● GIVEN INSTRUCTION
Extract, from the listing that follows, each line containing the word "impraticável".

● LISTING
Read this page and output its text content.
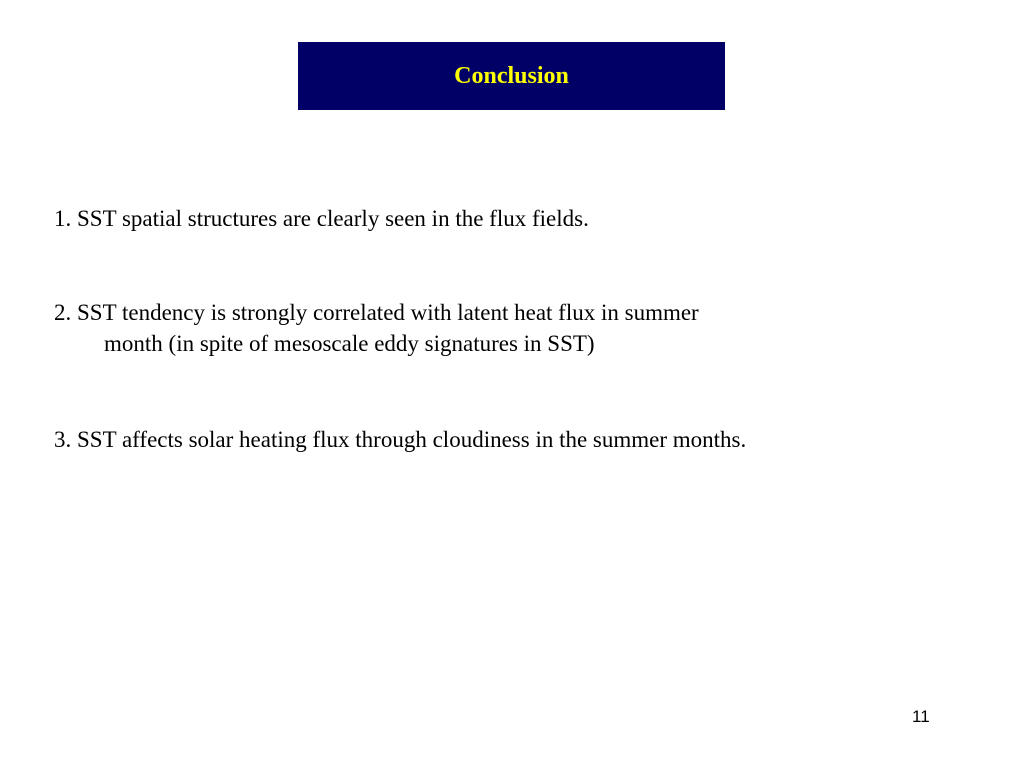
Conclusion

1. SST spatial structures are clearly seen in the flux fields.

2. SST tendency is strongly correlated with latent heat flux in summer
month (in spite of mesoscale eddy signatures in SST)

3. SST affects solar heating flux through cloudiness in the summer months.

11
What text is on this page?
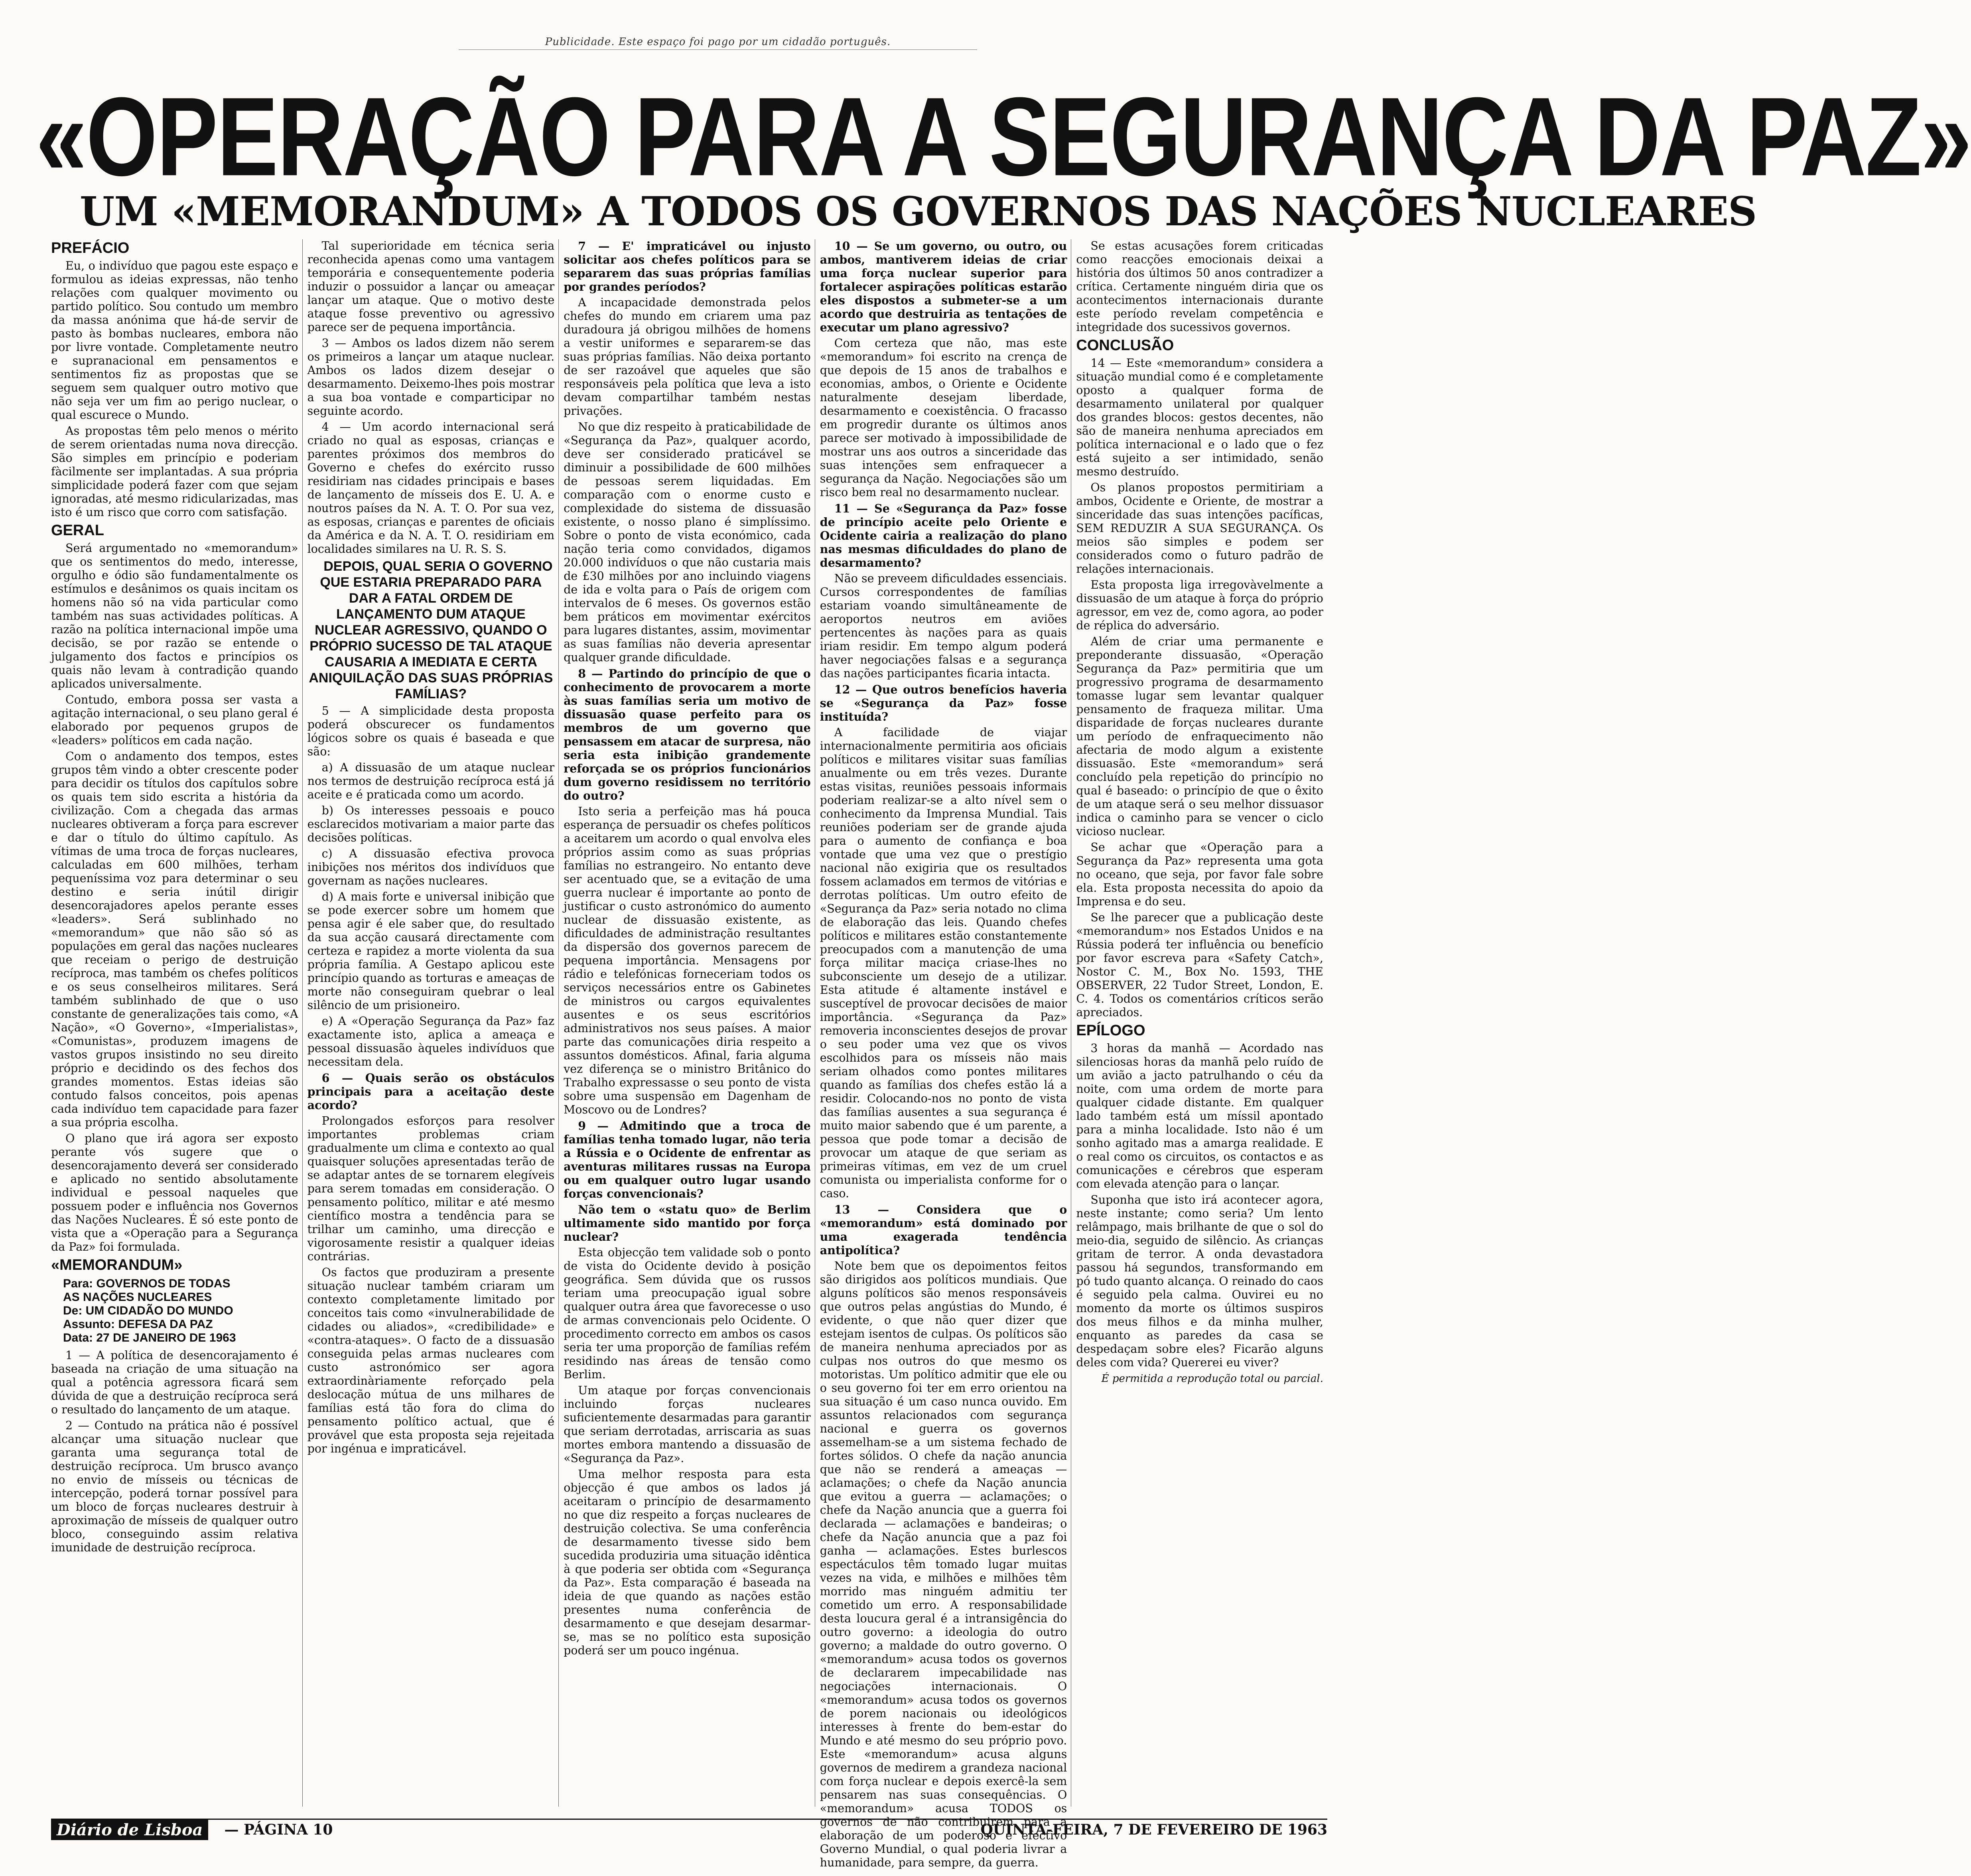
Publicidade. Este espaço foi pago por um cidadão português.
«OPERAÇÃO PARA A SEGURANÇA DA PAZ»
UM «MEMORANDUM» A TODOS OS GOVERNOS DAS NAÇÕES NUCLEARES

PREFÁCIO

Eu, o indivíduo que pagou este espaço e formulou as ideias expressas, não tenho relações com qualquer movimento ou partido político. Sou contudo um membro da massa anónima que há-de servir de pasto às bombas nucleares, embora não por livre vontade. Completamente neutro e supranacional em pensamentos e sentimentos fiz as propostas que se seguem sem qualquer outro motivo que não seja ver um fim ao perigo nuclear, o qual escurece o Mundo.

As propostas têm pelo menos o mérito de serem orientadas numa nova direcção. São simples em princípio e poderiam fàcilmente ser implantadas. A sua própria simplicidade poderá fazer com que sejam ignoradas, até mesmo ridicularizadas, mas isto é um risco que corro com satisfação.

GERAL

Será argumentado no «memorandum» que os sentimentos do medo, interesse, orgulho e ódio são fundamentalmente os estímulos e desânimos os quais incitam os homens não só na vida particular como também nas suas actividades políticas. A razão na política internacional impõe uma decisão, se por razão se entende o julgamento dos factos e princípios os quais não levam à contradição quando aplicados universalmente.

Contudo, embora possa ser vasta a agitação internacional, o seu plano geral é elaborado por pequenos grupos de «leaders» políticos em cada nação.

Com o andamento dos tempos, estes grupos têm vindo a obter crescente poder para decidir os títulos dos capítulos sobre os quais tem sido escrita a história da civilização. Com a chegada das armas nucleares obtiveram a força para escrever e dar o título do último capítulo. As vítimas de uma troca de forças nucleares, calculadas em 600 milhões, terham pequeníssima voz para determinar o seu destino e seria inútil dirigir desencorajadores apelos perante esses «leaders». Será sublinhado no «memorandum» que não são só as populações em geral das nações nucleares que receiam o perigo de destruição recíproca, mas também os chefes políticos e os seus conselheiros militares. Será também sublinhado de que o uso constante de generalizações tais como, «A Nação», «O Governo», «Imperialistas», «Comunistas», produzem imagens de vastos grupos insistindo no seu direito próprio e decidindo os des fechos dos grandes momentos. Estas ideias são contudo falsos conceitos, pois apenas cada indivíduo tem capacidade para fazer a sua própria escolha.

O plano que irá agora ser exposto perante vós sugere que o desencorajamento deverá ser considerado e aplicado no sentido absolutamente individual e pessoal naqueles que possuem poder e influência nos Governos das Nações Nucleares. É só este ponto de vista que a «Operação para a Segurança da Paz» foi formulada.

«MEMORANDUM»

Para: GOVERNOS DE TODAS
AS NAÇÕES NUCLEARES
De: UM CIDADÃO DO MUNDO
Assunto: DEFESA DA PAZ
Data: 27 DE JANEIRO DE 1963

1 — A política de desencorajamento é baseada na criação de uma situação na qual a potência agressora ficará sem dúvida de que a destruição recíproca será o resultado do lançamento de um ataque.

2 — Contudo na prática não é possível alcançar uma situação nuclear que garanta uma segurança total de destruição recíproca. Um brusco avanço no envio de mísseis ou técnicas de intercepção, poderá tornar possível para um bloco de forças nucleares destruir à aproximação de mísseis de qualquer outro bloco, conseguindo assim relativa imunidade de destruição recíproca.

Tal superioridade em técnica seria reconhecida apenas como uma vantagem temporária e consequentemente poderia induzir o possuidor a lançar ou ameaçar lançar um ataque. Que o motivo deste ataque fosse preventivo ou agressivo parece ser de pequena importância.

3 — Ambos os lados dizem não serem os primeiros a lançar um ataque nuclear. Ambos os lados dizem desejar o desarmamento. Deixemo-lhes pois mostrar a sua boa vontade e comparticipar no seguinte acordo.

4 — Um acordo internacional será criado no qual as esposas, crianças e parentes próximos dos membros do Governo e chefes do exército russo residiriam nas cidades principais e bases de lançamento de mísseis dos E. U. A. e noutros países da N. A. T. O. Por sua vez, as esposas, crianças e parentes de oficiais da América e da N. A. T. O. residiriam em localidades similares na U. R. S. S.

DEPOIS, QUAL SERIA O GOVERNO QUE ESTARIA PREPARADO PARA DAR A FATAL ORDEM DE LANÇAMENTO DUM ATAQUE NUCLEAR AGRESSIVO, QUANDO O PRÓPRIO SUCESSO DE TAL ATAQUE CAUSARIA A IMEDIATA E CERTA ANIQUILAÇÃO DAS SUAS PRÓPRIAS FAMÍLIAS?

5 — A simplicidade desta proposta poderá obscurecer os fundamentos lógicos sobre os quais é baseada e que são:

a) A dissuasão de um ataque nuclear nos termos de destruição recíproca está já aceite e é praticada como um acordo.

b) Os interesses pessoais e pouco esclarecidos motivariam a maior parte das decisões políticas.

c) A dissuasão efectiva provoca inibições nos méritos dos indivíduos que governam as nações nucleares.

d) A mais forte e universal inibição que se pode exercer sobre um homem que pensa agir é ele saber que, do resultado da sua acção causará directamente com certeza e rapidez a morte violenta da sua própria família. A Gestapo aplicou este princípio quando as torturas e ameaças de morte não conseguiram quebrar o leal silêncio de um prisioneiro.

e) A «Operação Segurança da Paz» faz exactamente isto, aplica a ameaça e pessoal dissuasão àqueles indivíduos que necessitam dela.

6 — Quais serão os obstáculos principais para a aceitação deste acordo?

Prolongados esforços para resolver importantes problemas criam gradualmente um clima e contexto ao qual quaisquer soluções apresentadas terão de se adaptar antes de se tornarem elegíveis para serem tomadas em consideração. O pensamento político, militar e até mesmo científico mostra a tendência para se trilhar um caminho, uma direcção e vigorosamente resistir a qualquer ideias contrárias.

Os factos que produziram a presente situação nuclear também criaram um contexto completamente limitado por conceitos tais como «invulnerabilidade de cidades ou aliados», «credibilidade» e «contra-ataques». O facto de a dissuasão conseguida pelas armas nucleares com custo astronómico ser agora extraordinàriamente reforçado pela deslocação mútua de uns milhares de famílias está tão fora do clima do pensamento político actual, que é provável que esta proposta seja rejeitada por ingénua e impraticável.

7 — E' impraticável ou injusto solicitar aos chefes políticos para se separarem das suas próprias famílias por grandes períodos?

A incapacidade demonstrada pelos chefes do mundo em criarem uma paz duradoura já obrigou milhões de homens a vestir uniformes e separarem-se das suas próprias famílias. Não deixa portanto de ser razoável que aqueles que são responsáveis pela política que leva a isto devam compartilhar também nestas privações.

No que diz respeito à praticabilidade de «Segurança da Paz», qualquer acordo, deve ser considerado praticável se diminuir a possibilidade de 600 milhões de pessoas serem liquidadas. Em comparação com o enorme custo e complexidade do sistema de dissuasão existente, o nosso plano é simplíssimo. Sobre o ponto de vista económico, cada nação teria como convidados, digamos 20.000 indivíduos o que não custaria mais de £30 milhões por ano incluindo viagens de ida e volta para o País de origem com intervalos de 6 meses. Os governos estão bem práticos em movimentar exércitos para lugares distantes, assim, movimentar as suas famílias não deveria apresentar qualquer grande dificuldade.

8 — Partindo do princípio de que o conhecimento de provocarem a morte às suas famílias seria um motivo de dissuasão quase perfeito para os membros de um governo que pensassem em atacar de surpresa, não seria esta inibição grandemente reforçada se os próprios funcionários dum governo residissem no território do outro?

Isto seria a perfeição mas há pouca esperança de persuadir os chefes políticos a aceitarem um acordo o qual envolva eles próprios assim como as suas próprias famílias no estrangeiro. No entanto deve ser acentuado que, se a evitação de uma guerra nuclear é importante ao ponto de justificar o custo astronómico do aumento nuclear de dissuasão existente, as dificuldades de administração resultantes da dispersão dos governos parecem de pequena importância. Mensagens por rádio e telefónicas forneceriam todos os serviços necessários entre os Gabinetes de ministros ou cargos equivalentes ausentes e os seus escritórios administrativos nos seus países. A maior parte das comunicações diria respeito a assuntos domésticos. Afinal, faria alguma vez diferença se o ministro Britânico do Trabalho expressasse o seu ponto de vista sobre uma suspensão em Dagenham de Moscovo ou de Londres?

9 — Admitindo que a troca de famílias tenha tomado lugar, não teria a Rússia e o Ocidente de enfrentar as aventuras militares russas na Europa ou em qualquer outro lugar usando forças convencionais?

Não tem o «statu quo» de Berlim ultimamente sido mantido por força nuclear?

Esta objecção tem validade sob o ponto de vista do Ocidente devido à posição geográfica. Sem dúvida que os russos teriam uma preocupação igual sobre qualquer outra área que favorecesse o uso de armas convencionais pelo Ocidente. O procedimento correcto em ambos os casos seria ter uma proporção de famílias refém residindo nas áreas de tensão como Berlim.

Um ataque por forças convencionais incluindo forças nucleares suficientemente desarmadas para garantir que seriam derrotadas, arriscaria as suas mortes embora mantendo a dissuasão de «Segurança da Paz».

Uma melhor resposta para esta objecção é que ambos os lados já aceitaram o princípio de desarmamento no que diz respeito a forças nucleares de destruição colectiva. Se uma conferência de desarmamento tivesse sido bem sucedida produziria uma situação idêntica à que poderia ser obtida com «Segurança da Paz». Esta comparação é baseada na ideia de que quando as nações estão presentes numa conferência de desarmamento e que desejam desarmar-se, mas se no político esta suposição poderá ser um pouco ingénua.

10 — Se um governo, ou outro, ou ambos, mantiverem ideias de criar uma força nuclear superior para fortalecer aspirações políticas estarão eles dispostos a submeter-se a um acordo que destruiria as tentações de executar um plano agressivo?

Com certeza que não, mas este «memorandum» foi escrito na crença de que depois de 15 anos de trabalhos e economias, ambos, o Oriente e Ocidente naturalmente desejam liberdade, desarmamento e coexistência. O fracasso em progredir durante os últimos anos parece ser motivado à impossibilidade de mostrar uns aos outros a sinceridade das suas intenções sem enfraquecer a segurança da Nação. Negociações são um risco bem real no desarmamento nuclear.

11 — Se «Segurança da Paz» fosse de princípio aceite pelo Oriente e Ocidente cairia a realização do plano nas mesmas dificuldades do plano de desarmamento?

Não se preveem dificuldades essenciais. Cursos correspondentes de famílias estariam voando simultâneamente de aeroportos neutros em aviões pertencentes às nações para as quais iriam residir. Em tempo algum poderá haver negociações falsas e a segurança das nações participantes ficaria intacta.

12 — Que outros benefícios haveria se «Segurança da Paz» fosse instituída?

A facilidade de viajar internacionalmente permitiria aos oficiais políticos e militares visitar suas famílias anualmente ou em três vezes. Durante estas visitas, reuniões pessoais informais poderiam realizar-se a alto nível sem o conhecimento da Imprensa Mundial. Tais reuniões poderiam ser de grande ajuda para o aumento de confiança e boa vontade que uma vez que o prestígio nacional não exigiria que os resultados fossem aclamados em termos de vitórias e derrotas políticas. Um outro efeito de «Segurança da Paz» seria notado no clima de elaboração das leis. Quando chefes políticos e militares estão constantemente preocupados com a manutenção de uma força militar maciça criase-lhes no subconsciente um desejo de a utilizar. Esta atitude é altamente instável e susceptível de provocar decisões de maior importância. «Segurança da Paz» removeria inconscientes desejos de provar o seu poder uma vez que os vivos escolhidos para os mísseis não mais seriam olhados como pontes militares quando as famílias dos chefes estão lá a residir. Colocando-nos no ponto de vista das famílias ausentes a sua segurança é muito maior sabendo que é um parente, a pessoa que pode tomar a decisão de provocar um ataque de que seriam as primeiras vítimas, em vez de um cruel comunista ou imperialista conforme for o caso.

13 — Considera que o «memorandum» está dominado por uma exagerada tendência antipolítica?

Note bem que os depoimentos feitos são dirigidos aos políticos mundiais. Que alguns políticos são menos responsáveis que outros pelas angústias do Mundo, é evidente, o que não quer dizer que estejam isentos de culpas. Os políticos são de maneira nenhuma apreciados por as culpas nos outros do que mesmo os motoristas. Um político admitir que ele ou o seu governo foi ter em erro orientou na sua situação é um caso nunca ouvido. Em assuntos relacionados com segurança nacional e guerra os governos assemelham-se a um sistema fechado de fortes sólidos. O chefe da nação anuncia que não se renderá a ameaças — aclamações; o chefe da Nação anuncia que evitou a guerra — aclamações; o chefe da Nação anuncia que a guerra foi declarada — aclamações e bandeiras; o chefe da Nação anuncia que a paz foi ganha — aclamações. Estes burlescos espectáculos têm tomado lugar muitas vezes na vida, e milhões e milhões têm morrido mas ninguém admitiu ter cometido um erro. A responsabilidade desta loucura geral é a intransigência do outro governo: a ideologia do outro governo; a maldade do outro governo. O «memorandum» acusa todos os governos de declararem impecabilidade nas negociações internacionais. O «memorandum» acusa todos os governos de porem nacionais ou ideológicos interesses à frente do bem-estar do Mundo e até mesmo do seu próprio povo. Este «memorandum» acusa alguns governos de medirem a grandeza nacional com força nuclear e depois exercê-la sem pensarem nas suas consequências. O «memorandum» acusa TODOS os governos de não contribuirem para a elaboração de um poderoso e efectivo Governo Mundial, o qual poderia livrar a humanidade, para sempre, da guerra.

Se estas acusações forem criticadas como reacções emocionais deixai a história dos últimos 50 anos contradizer a crítica. Certamente ninguém diria que os acontecimentos internacionais durante este período revelam competência e integridade dos sucessivos governos.

CONCLUSÃO

14 — Este «memorandum» considera a situação mundial como é e completamente oposto a qualquer forma de desarmamento unilateral por qualquer dos grandes blocos: gestos decentes, não são de maneira nenhuma apreciados em política internacional e o lado que o fez está sujeito a ser intimidado, senão mesmo destruído.

Os planos propostos permitiriam a ambos, Ocidente e Oriente, de mostrar a sinceridade das suas intenções pacíficas, SEM REDUZIR A SUA SEGURANÇA. Os meios são simples e podem ser considerados como o futuro padrão de relações internacionais.

Esta proposta liga irregovàvelmente a dissuasão de um ataque à força do próprio agressor, em vez de, como agora, ao poder de réplica do adversário.

Além de criar uma permanente e preponderante dissuasão, «Operação Segurança da Paz» permitiria que um progressivo programa de desarmamento tomasse lugar sem levantar qualquer pensamento de fraqueza militar. Uma disparidade de forças nucleares durante um período de enfraquecimento não afectaria de modo algum a existente dissuasão. Este «memorandum» será concluído pela repetição do princípio no qual é baseado: o princípio de que o êxito de um ataque será o seu melhor dissuasor indica o caminho para se vencer o ciclo vicioso nuclear.

Se achar que «Operação para a Segurança da Paz» representa uma gota no oceano, que seja, por favor fale sobre ela. Esta proposta necessita do apoio da Imprensa e do seu.

Se lhe parecer que a publicação deste «memorandum» nos Estados Unidos e na Rússia poderá ter influência ou benefício por favor escreva para «Safety Catch», Nostor C. M., Box No. 1593, THE OBSERVER, 22 Tudor Street, London, E. C. 4. Todos os comentários críticos serão apreciados.

EPÍLOGO

3 horas da manhã — Acordado nas silenciosas horas da manhã pelo ruído de um avião a jacto patrulhando o céu da noite, com uma ordem de morte para qualquer cidade distante. Em qualquer lado também está um míssil apontado para a minha localidade. Isto não é um sonho agitado mas a amarga realidade. E o real como os circuitos, os contactos e as comunicações e cérebros que esperam com elevada atenção para o lançar.

Suponha que isto irá acontecer agora, neste instante; como seria? Um lento relâmpago, mais brilhante de que o sol do meio-dia, seguido de silêncio. As crianças gritam de terror. A onda devastadora passou há segundos, transformando em pó tudo quanto alcança. O reinado do caos é seguido pela calma. Ouvirei eu no momento da morte os últimos suspiros dos meus filhos e da minha mulher, enquanto as paredes da casa se despedaçam sobre eles? Ficarão alguns deles com vida? Quererei eu viver?

É permitida a reprodução total ou parcial.

Diário de Lisboa	— PÁGINA 10	QUINTA-FEIRA, 7 DE FEVEREIRO DE 1963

● THE OUTPUT
Os factos que produziram a presente situação nuclear também criaram um contexto completamente limitado por conceitos tais como «invulnerabilidade de cidades ou aliados», «credibilidade» e «contra-ataques». O facto de a dissuasão conseguida pelas armas nucleares com custo astronómico ser agora extraordinàriamente reforçado pela deslocação mútua de uns milhares de famílias está tão fora do clima do pensamento político actual, que é provável que esta proposta seja rejeitada por ingénua e impraticável.
7 — E' impraticável ou injusto solicitar aos chefes políticos para se separarem das suas próprias famílias por grandes períodos?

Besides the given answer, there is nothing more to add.